[begin Source material]

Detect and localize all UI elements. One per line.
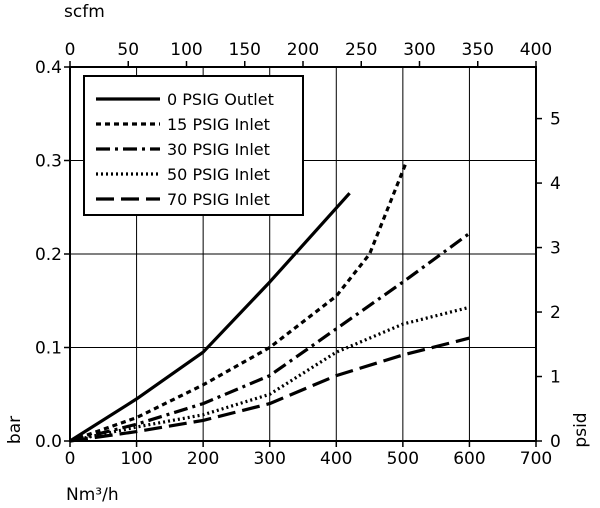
x-tick-label: 300 (253, 449, 285, 469)
y-tick-label: 0.1 (35, 339, 62, 359)
x-tick-label: 0 (65, 449, 76, 469)
legend: 0 PSIG Outlet 15 PSIG Inlet 30 PSIG Inlet 5… (83, 75, 304, 216)
legend-label: 50 PSIG Inlet (167, 165, 270, 184)
y2-tick-label: 1 (550, 368, 561, 388)
x-tick-label: 100 (120, 449, 152, 469)
y2-tick-label: 2 (550, 303, 561, 323)
x-axis-title: Nm³/h (66, 485, 119, 505)
series-line (69, 336, 470, 443)
x2-tick-label: 0 (65, 40, 76, 60)
series-line (69, 305, 470, 443)
x2-tick-label: 200 (287, 40, 319, 60)
legend-label: 30 PSIG Inlet (167, 140, 270, 159)
x2-tick-label: 300 (403, 40, 435, 60)
y-tick-label: 0.2 (35, 245, 62, 265)
x2-axis-title: scfm (64, 2, 105, 22)
x2-tick-label: 150 (229, 40, 261, 60)
x2-tick-label: 50 (117, 40, 139, 60)
x2-tick-label: 350 (462, 40, 494, 60)
x-tick-label: 400 (320, 449, 352, 469)
x-tick-label: 500 (387, 449, 419, 469)
x-tick-label: 200 (187, 449, 219, 469)
y2-tick-label: 3 (550, 239, 561, 259)
series-line (69, 232, 471, 443)
y2-tick-label: 0 (550, 432, 561, 452)
y-tick-label: 0.3 (35, 152, 62, 172)
y2-axis-title: psid (571, 412, 591, 447)
y-axis-title: bar (5, 416, 25, 444)
series-line (69, 192, 351, 443)
x2-tick-label: 250 (345, 40, 377, 60)
legend-label: 0 PSIG Outlet (167, 90, 274, 109)
y-tick-label: 0.0 (35, 432, 62, 452)
x2-tick-label: 400 (520, 40, 552, 60)
series-group (69, 161, 471, 443)
legend-label: 70 PSIG Inlet (167, 190, 270, 209)
y-tick-label: 0.4 (35, 58, 62, 78)
x2-tick-label: 100 (170, 40, 202, 60)
y2-tick-label: 5 (550, 110, 561, 130)
legend-label: 15 PSIG Inlet (167, 115, 270, 134)
x-tick-label: 600 (453, 449, 485, 469)
x-tick-label: 700 (520, 449, 552, 469)
y2-tick-label: 4 (550, 174, 561, 194)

[end Source material]

### What needs to be done
Please copy the rows above verbatim, from the line with "x-tick-label: 300 (253, 449, 285, 469)" up to and including the line with "legend-label: 50 PSIG".

### Solution to this exercise
x-tick-label: 300 (253, 449, 285, 469)
y-tick-label: 0.1 (35, 339, 62, 359)
x-tick-label: 0 (65, 449, 76, 469)
legend: 0 PSIG Outlet 15 PSIG Inlet 30 PSIG Inlet 5… (83, 75, 304, 216)
legend-label: 50 PSIG Inlet (167, 165, 270, 184)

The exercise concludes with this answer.